## TO BE DONE
Where a line contains the word "Push", copy that line.

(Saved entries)
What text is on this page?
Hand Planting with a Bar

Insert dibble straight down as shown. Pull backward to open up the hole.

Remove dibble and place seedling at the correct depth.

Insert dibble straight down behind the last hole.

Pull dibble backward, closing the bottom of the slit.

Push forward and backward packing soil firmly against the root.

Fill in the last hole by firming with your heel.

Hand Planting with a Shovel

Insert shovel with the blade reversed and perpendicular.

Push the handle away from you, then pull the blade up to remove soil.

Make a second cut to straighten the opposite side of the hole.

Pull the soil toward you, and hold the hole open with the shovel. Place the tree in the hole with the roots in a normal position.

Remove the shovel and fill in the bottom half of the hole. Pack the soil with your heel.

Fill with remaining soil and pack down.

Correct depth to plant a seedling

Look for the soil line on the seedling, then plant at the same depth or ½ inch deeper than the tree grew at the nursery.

## ANSWER TO THIS EXERCISE
Push forward and backward packing soil firmly against the root.
Push the handle away from you, then pull the blade up to remove soil.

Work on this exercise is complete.